====== Data for this task ======

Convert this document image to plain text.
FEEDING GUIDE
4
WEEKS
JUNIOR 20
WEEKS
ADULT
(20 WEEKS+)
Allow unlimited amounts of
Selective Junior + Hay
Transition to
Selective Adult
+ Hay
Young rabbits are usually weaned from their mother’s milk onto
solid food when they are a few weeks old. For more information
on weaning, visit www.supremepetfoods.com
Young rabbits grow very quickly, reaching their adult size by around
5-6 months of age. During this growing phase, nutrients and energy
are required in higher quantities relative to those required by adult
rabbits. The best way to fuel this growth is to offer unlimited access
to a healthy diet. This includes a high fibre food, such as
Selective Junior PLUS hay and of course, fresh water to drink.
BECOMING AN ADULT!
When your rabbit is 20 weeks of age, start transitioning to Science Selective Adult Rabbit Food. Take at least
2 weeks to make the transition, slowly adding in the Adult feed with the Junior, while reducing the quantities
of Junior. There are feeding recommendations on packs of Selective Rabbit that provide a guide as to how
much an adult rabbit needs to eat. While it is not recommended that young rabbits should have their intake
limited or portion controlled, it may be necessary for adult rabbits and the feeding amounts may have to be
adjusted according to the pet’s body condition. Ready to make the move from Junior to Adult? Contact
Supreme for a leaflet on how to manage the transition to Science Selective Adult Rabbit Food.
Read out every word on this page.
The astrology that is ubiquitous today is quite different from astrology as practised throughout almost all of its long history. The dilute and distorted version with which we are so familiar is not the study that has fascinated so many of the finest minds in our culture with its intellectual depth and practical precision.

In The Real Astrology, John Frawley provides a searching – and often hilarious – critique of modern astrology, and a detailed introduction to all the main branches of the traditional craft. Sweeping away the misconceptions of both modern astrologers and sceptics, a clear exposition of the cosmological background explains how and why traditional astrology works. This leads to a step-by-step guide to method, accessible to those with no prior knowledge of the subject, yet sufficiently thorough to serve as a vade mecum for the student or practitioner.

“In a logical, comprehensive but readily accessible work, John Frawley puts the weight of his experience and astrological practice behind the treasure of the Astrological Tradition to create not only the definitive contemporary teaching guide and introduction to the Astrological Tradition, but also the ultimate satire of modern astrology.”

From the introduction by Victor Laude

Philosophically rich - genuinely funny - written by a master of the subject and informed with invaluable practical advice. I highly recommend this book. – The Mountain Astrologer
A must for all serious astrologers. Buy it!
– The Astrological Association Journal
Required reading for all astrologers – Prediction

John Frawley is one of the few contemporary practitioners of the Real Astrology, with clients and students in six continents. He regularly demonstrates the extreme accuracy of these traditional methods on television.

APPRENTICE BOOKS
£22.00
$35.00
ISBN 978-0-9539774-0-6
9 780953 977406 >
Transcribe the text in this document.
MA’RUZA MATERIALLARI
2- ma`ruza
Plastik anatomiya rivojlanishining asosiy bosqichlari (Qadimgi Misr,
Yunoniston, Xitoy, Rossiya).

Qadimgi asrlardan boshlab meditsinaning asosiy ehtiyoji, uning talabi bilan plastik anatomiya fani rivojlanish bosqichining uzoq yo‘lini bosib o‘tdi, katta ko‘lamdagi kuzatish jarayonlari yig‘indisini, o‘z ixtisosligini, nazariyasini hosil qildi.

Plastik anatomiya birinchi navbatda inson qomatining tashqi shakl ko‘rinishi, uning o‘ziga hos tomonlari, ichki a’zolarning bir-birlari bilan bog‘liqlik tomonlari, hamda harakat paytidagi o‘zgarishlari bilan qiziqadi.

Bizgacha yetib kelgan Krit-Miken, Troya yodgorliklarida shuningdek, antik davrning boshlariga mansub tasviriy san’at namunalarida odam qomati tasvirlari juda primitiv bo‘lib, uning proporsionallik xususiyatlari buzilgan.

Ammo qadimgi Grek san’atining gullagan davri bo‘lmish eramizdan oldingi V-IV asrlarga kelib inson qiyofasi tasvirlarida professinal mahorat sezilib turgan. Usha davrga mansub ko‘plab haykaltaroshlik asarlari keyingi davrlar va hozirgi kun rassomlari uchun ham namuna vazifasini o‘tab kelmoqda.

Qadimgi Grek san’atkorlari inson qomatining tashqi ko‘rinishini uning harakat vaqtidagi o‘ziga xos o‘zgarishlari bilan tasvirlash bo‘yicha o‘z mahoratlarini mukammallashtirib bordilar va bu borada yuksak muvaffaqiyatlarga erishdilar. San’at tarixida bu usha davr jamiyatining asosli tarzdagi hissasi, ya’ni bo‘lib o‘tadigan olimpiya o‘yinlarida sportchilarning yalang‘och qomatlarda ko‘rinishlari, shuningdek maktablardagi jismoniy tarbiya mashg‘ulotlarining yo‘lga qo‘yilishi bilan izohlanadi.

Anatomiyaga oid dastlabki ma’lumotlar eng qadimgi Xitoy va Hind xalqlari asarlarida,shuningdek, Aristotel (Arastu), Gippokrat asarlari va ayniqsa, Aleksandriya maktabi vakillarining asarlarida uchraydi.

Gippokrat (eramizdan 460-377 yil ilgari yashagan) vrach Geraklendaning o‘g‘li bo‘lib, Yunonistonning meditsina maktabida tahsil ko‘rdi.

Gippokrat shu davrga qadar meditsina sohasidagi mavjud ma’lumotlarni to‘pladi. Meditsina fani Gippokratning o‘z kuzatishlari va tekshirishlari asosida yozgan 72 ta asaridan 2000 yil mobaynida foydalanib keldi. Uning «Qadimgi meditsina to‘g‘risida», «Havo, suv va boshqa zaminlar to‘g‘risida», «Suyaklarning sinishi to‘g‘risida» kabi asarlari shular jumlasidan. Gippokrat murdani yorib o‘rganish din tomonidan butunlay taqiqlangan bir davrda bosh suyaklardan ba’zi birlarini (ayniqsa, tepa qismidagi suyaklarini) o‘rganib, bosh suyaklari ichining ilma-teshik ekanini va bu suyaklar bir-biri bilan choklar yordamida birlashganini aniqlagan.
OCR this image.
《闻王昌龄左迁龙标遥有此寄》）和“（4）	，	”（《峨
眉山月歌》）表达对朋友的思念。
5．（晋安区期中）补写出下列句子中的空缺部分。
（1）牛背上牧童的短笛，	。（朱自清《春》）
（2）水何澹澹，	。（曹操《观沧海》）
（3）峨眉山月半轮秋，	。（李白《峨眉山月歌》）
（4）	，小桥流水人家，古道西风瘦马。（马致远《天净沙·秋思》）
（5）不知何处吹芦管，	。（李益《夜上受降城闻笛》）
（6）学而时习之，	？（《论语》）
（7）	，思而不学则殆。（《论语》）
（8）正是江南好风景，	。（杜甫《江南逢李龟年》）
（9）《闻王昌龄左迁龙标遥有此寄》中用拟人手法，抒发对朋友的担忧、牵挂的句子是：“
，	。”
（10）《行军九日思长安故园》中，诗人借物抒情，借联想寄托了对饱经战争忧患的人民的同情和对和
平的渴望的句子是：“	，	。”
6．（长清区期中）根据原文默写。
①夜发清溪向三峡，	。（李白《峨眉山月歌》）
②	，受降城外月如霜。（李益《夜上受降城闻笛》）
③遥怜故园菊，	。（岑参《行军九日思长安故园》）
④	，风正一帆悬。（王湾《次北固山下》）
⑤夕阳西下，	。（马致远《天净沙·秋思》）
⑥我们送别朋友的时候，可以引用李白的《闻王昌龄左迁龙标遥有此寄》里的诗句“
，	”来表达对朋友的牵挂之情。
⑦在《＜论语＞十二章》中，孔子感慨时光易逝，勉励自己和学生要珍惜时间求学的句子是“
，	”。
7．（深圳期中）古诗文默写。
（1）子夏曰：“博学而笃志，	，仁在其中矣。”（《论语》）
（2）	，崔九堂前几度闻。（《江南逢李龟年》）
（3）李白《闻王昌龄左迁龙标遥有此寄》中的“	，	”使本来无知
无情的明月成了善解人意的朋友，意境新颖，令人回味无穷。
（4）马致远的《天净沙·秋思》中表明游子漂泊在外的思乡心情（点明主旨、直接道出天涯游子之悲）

======

Go through the material above and copy each line that has the word "their".

Young rabbits are usually weaned from their mother’s milk onto
Young rabbits grow very quickly, reaching their adult size by around
much an adult rabbit needs to eat. While it is not recommended that young rabbits should have their intake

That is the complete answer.